Each line that includes the word "room" counts once; give the total and nothing more.
** begin Provided records **
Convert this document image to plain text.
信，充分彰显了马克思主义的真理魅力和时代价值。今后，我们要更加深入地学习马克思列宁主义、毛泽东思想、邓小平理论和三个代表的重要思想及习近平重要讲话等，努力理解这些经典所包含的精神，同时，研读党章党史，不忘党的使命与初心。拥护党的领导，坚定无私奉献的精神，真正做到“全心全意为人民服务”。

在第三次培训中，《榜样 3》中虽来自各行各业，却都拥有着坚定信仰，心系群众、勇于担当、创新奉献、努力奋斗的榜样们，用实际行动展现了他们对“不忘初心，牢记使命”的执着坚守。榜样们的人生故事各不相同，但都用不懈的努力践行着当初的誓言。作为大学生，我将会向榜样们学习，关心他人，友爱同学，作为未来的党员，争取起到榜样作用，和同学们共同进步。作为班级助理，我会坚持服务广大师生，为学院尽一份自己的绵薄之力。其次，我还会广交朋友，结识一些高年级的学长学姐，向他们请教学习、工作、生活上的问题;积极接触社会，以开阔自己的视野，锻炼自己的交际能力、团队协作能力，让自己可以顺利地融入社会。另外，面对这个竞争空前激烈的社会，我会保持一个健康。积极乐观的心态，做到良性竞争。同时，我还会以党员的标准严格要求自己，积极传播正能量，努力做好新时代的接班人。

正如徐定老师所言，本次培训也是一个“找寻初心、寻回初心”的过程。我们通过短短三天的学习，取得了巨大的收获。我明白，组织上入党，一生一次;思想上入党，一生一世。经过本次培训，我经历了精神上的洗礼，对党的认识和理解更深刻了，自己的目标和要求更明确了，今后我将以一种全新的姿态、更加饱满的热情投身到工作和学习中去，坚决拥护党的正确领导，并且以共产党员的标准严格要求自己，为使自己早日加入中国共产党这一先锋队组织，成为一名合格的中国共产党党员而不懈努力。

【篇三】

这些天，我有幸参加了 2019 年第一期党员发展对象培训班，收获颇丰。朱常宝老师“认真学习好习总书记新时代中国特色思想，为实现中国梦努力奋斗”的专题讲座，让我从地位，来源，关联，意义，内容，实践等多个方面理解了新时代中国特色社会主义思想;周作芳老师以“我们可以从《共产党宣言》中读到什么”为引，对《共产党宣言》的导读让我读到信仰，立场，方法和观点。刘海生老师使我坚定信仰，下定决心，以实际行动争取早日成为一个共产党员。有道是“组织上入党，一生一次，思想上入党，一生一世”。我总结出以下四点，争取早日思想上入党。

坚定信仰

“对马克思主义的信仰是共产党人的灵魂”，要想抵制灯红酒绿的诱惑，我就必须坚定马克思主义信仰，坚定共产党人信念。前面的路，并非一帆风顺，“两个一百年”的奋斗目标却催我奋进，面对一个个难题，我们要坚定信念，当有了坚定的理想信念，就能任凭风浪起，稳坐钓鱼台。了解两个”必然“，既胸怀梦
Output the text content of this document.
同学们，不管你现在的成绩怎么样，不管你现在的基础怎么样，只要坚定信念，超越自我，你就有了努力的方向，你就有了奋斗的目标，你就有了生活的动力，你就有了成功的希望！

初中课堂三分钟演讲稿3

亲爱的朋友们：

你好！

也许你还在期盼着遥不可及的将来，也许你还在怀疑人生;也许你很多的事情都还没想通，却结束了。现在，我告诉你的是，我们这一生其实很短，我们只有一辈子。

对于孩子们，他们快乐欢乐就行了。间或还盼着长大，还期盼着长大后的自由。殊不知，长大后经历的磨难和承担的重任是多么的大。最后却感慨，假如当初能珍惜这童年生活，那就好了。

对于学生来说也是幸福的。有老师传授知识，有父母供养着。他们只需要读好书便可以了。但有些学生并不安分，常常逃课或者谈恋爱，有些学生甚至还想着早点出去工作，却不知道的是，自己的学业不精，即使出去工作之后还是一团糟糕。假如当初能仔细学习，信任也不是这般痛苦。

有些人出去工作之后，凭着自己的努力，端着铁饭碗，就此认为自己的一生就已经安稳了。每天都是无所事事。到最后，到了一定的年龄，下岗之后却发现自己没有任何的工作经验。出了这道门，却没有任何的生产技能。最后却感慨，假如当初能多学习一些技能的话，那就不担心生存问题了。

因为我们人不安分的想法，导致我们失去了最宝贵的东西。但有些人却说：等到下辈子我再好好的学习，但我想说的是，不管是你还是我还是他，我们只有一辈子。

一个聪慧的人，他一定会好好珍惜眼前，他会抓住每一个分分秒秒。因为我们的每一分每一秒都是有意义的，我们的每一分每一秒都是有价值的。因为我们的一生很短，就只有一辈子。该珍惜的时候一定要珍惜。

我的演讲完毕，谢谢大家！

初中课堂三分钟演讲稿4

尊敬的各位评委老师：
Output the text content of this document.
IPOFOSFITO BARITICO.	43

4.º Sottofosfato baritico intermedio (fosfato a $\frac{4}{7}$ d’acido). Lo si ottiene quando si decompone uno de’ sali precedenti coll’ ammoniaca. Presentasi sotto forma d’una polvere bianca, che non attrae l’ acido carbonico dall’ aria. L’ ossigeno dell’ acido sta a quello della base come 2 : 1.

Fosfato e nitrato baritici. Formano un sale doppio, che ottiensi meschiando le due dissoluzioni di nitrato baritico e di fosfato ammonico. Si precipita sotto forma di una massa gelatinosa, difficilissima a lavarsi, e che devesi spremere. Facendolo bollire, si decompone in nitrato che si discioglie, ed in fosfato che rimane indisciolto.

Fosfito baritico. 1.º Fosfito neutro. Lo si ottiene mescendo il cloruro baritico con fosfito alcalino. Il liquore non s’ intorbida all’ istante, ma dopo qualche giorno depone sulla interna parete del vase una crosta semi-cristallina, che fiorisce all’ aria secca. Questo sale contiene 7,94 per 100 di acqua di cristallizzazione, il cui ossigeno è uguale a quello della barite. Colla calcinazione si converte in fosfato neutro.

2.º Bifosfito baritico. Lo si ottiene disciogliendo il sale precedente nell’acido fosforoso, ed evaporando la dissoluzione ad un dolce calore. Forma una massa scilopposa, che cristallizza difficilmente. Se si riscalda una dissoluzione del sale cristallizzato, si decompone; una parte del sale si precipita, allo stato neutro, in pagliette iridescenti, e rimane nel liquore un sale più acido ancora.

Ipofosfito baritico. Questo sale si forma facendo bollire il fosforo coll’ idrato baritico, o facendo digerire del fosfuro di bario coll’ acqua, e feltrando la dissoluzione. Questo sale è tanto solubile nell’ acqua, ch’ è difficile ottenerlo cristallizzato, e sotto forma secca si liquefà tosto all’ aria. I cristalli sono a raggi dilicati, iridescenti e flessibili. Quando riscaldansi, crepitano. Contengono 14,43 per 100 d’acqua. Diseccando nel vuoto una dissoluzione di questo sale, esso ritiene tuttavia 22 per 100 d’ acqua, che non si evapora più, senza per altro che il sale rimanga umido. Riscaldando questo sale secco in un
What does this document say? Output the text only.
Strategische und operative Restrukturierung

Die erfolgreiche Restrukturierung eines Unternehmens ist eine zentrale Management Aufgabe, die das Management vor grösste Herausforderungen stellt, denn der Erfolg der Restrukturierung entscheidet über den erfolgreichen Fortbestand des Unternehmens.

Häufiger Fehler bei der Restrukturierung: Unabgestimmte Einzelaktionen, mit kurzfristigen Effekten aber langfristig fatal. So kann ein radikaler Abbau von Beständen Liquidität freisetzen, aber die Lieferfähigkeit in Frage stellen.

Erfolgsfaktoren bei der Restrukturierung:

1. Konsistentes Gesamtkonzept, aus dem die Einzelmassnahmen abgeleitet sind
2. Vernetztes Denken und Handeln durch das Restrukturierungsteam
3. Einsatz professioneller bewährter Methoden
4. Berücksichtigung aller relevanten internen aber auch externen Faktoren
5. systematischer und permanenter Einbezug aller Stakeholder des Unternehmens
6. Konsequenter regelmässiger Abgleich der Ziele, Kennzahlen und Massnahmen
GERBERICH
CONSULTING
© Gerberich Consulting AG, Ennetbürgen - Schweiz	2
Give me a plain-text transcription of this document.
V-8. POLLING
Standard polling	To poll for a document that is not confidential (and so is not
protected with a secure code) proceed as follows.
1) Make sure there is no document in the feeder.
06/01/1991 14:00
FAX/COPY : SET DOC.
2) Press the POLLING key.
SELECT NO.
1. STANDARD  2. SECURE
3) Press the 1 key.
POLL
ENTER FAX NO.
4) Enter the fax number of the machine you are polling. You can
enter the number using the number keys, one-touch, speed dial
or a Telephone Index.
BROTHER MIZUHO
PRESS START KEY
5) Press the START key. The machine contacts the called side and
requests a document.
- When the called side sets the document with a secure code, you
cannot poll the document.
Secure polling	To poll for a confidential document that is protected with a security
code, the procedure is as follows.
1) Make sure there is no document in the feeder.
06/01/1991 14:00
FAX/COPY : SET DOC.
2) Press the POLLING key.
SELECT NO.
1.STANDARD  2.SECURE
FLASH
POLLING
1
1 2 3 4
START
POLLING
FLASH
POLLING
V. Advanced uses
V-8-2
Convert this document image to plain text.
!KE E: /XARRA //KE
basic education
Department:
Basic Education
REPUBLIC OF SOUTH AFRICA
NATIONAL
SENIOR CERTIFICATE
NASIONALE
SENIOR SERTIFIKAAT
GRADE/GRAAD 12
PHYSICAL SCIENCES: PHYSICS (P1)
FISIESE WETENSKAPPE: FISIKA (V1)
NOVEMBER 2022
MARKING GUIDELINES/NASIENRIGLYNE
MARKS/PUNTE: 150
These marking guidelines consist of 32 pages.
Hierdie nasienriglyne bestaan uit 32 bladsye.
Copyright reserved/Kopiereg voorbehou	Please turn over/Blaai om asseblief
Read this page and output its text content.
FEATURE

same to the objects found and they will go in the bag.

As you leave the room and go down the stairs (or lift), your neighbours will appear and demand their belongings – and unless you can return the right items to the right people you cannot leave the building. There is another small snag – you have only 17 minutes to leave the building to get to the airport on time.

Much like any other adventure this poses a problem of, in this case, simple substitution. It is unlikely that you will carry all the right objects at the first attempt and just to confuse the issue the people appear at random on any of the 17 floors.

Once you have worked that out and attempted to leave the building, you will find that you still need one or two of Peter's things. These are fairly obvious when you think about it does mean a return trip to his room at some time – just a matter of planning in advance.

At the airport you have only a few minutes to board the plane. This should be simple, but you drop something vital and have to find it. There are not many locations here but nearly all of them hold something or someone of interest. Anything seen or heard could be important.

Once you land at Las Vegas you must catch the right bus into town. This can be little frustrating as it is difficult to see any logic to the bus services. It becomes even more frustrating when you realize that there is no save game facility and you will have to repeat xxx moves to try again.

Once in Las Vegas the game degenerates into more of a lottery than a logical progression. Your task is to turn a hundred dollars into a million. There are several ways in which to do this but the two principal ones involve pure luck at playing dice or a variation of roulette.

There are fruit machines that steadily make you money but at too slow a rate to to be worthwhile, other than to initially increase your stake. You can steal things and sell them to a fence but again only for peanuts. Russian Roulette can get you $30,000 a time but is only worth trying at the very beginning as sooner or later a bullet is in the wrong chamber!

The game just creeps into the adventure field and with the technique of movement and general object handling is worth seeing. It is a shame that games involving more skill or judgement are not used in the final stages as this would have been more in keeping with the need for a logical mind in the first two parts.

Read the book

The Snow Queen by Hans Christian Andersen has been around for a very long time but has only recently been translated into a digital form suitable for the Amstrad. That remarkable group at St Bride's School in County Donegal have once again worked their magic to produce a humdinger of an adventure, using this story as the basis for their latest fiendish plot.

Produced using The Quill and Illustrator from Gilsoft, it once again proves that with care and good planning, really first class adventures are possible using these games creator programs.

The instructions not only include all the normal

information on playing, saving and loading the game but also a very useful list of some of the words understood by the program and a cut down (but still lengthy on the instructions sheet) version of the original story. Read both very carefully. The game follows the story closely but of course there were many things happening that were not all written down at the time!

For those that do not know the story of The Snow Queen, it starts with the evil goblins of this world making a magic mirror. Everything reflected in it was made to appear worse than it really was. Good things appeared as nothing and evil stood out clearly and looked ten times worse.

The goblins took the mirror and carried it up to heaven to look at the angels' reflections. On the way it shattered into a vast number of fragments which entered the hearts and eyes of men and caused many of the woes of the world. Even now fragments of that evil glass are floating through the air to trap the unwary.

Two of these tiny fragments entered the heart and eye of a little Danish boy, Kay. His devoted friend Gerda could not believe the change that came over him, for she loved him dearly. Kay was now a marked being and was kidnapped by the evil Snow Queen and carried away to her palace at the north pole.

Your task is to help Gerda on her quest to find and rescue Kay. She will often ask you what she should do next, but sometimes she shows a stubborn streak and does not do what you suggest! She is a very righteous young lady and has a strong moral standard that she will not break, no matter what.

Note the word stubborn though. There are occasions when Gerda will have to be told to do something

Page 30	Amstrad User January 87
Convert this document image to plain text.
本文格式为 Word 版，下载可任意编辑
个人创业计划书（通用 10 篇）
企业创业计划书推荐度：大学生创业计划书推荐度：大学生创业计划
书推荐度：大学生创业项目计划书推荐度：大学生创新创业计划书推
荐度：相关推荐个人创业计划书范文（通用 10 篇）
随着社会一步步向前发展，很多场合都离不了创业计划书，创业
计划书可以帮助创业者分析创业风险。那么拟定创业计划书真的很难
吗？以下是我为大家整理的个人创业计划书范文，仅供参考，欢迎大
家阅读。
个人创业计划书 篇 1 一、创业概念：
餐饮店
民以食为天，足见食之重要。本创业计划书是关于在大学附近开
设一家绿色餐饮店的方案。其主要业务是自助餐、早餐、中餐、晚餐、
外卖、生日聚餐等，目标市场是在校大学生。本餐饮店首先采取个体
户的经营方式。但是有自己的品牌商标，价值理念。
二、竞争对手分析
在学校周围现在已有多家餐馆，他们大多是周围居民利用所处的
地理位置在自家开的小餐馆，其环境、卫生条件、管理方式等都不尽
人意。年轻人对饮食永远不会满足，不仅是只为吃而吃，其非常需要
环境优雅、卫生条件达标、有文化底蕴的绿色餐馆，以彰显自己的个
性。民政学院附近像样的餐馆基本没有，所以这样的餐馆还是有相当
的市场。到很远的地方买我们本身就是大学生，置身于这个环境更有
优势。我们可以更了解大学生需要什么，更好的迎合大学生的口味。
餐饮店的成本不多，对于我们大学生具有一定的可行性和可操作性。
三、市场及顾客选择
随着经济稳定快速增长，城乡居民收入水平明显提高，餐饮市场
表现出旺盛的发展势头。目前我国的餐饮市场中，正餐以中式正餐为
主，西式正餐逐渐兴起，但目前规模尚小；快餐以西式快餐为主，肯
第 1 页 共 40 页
** end Provided records **
Final result: 2